→ GOAL:
Set down these lines word for word, starting with the line containing "What elements are" and going on through the line containing "bar-chart-variacion: VARIACIÓN INTERANUAL", including both.

--- begin SUPPLIED DATA ---

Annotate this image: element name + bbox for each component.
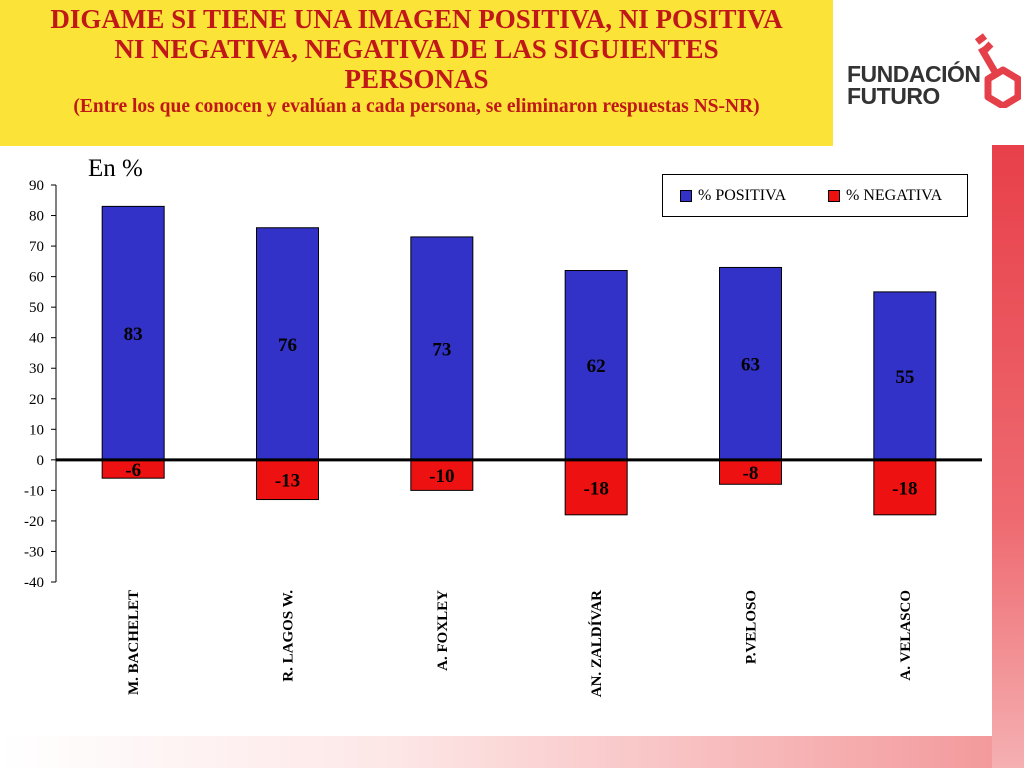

--- end SUPPLIED DATA ---
--- begin SUPPLIED DATA ---

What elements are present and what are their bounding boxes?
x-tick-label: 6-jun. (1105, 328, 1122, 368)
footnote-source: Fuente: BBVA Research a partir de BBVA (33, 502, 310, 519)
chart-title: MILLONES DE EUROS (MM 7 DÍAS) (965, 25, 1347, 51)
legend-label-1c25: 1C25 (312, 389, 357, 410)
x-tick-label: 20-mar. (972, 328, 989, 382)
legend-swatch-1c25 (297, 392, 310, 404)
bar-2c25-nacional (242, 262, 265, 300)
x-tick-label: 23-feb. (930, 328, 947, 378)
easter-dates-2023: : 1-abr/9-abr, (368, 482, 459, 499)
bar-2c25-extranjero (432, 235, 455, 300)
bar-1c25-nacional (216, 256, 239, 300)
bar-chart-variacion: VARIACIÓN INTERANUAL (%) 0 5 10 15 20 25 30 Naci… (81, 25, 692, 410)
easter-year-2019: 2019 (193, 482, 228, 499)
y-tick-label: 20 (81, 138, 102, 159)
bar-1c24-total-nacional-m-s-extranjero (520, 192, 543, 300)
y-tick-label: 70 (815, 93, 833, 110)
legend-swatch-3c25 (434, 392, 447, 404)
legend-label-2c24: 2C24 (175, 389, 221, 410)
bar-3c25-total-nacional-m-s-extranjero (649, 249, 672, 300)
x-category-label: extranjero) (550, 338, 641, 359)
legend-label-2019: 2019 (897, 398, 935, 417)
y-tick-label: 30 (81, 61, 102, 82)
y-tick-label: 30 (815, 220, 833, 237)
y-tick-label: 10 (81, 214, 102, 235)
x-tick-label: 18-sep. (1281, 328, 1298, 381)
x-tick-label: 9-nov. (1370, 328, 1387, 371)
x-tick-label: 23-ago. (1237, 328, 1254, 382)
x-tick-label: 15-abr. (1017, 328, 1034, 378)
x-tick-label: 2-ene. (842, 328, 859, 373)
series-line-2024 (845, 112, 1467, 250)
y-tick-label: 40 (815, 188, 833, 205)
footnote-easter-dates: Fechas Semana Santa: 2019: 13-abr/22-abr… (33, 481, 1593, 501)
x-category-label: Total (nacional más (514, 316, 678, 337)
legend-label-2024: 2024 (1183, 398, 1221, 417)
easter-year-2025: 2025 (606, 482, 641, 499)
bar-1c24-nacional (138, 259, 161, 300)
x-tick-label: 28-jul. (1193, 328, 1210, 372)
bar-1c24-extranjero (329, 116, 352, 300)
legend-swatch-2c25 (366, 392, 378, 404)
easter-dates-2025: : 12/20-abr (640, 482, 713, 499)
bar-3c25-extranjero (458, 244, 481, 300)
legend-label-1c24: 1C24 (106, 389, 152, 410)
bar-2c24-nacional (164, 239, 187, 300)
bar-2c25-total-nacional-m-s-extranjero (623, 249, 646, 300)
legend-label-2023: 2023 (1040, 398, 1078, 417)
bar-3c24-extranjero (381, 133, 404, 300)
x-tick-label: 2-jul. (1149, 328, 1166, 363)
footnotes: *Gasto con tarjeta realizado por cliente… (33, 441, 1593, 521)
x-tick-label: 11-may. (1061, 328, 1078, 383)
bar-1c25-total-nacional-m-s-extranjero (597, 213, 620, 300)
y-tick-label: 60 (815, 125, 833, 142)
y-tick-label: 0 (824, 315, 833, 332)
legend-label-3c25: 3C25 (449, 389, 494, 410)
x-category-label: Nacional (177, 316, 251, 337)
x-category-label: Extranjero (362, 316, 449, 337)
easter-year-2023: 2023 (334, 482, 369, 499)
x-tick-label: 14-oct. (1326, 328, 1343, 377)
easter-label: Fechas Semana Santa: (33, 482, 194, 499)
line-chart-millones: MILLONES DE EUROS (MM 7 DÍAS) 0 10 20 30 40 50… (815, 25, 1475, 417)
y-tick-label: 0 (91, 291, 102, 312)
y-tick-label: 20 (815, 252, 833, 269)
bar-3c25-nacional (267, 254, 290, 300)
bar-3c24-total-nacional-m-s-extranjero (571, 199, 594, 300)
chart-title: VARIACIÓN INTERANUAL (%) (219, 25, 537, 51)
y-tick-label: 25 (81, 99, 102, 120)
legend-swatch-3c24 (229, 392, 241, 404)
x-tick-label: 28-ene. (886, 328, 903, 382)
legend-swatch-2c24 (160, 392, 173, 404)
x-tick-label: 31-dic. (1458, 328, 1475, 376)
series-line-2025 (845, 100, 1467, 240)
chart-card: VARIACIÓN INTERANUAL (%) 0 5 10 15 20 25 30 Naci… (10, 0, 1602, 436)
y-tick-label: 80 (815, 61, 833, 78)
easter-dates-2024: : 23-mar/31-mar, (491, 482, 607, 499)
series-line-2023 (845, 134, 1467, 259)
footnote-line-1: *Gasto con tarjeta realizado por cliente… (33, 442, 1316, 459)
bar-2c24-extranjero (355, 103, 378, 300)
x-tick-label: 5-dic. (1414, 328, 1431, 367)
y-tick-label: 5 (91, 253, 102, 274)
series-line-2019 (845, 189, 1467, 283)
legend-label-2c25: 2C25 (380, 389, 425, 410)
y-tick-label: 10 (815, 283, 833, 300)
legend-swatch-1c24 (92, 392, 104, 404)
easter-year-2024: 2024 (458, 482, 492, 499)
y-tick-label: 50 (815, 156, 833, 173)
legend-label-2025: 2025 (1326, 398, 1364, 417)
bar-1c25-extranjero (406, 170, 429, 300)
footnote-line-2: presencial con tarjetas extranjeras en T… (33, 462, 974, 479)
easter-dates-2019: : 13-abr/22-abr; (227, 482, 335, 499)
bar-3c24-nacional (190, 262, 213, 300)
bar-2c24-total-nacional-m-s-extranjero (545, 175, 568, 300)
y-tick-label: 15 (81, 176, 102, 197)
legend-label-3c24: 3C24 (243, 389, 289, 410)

--- end SUPPLIED DATA ---

→ SOLUTION TO THIS EXERCISE:
What elements are present and what are their bounding boxes?
x-tick-label: 6-jun. (1105, 328, 1122, 368)
footnote-source: Fuente: BBVA Research a partir de BBVA (33, 502, 310, 519)
chart-title: MILLONES DE EUROS (MM 7 DÍAS) (965, 25, 1347, 51)
legend-label-1c25: 1C25 (312, 389, 357, 410)
x-tick-label: 20-mar. (972, 328, 989, 382)
legend-swatch-1c25 (297, 392, 310, 404)
bar-2c25-nacional (242, 262, 265, 300)
x-tick-label: 23-feb. (930, 328, 947, 378)
easter-dates-2023: : 1-abr/9-abr, (368, 482, 459, 499)
bar-2c25-extranjero (432, 235, 455, 300)
bar-1c25-nacional (216, 256, 239, 300)
bar-chart-variacion: VARIACIÓN INTERANUAL (%) 0 5 10 15 20 25 30 Naci… (81, 25, 692, 410)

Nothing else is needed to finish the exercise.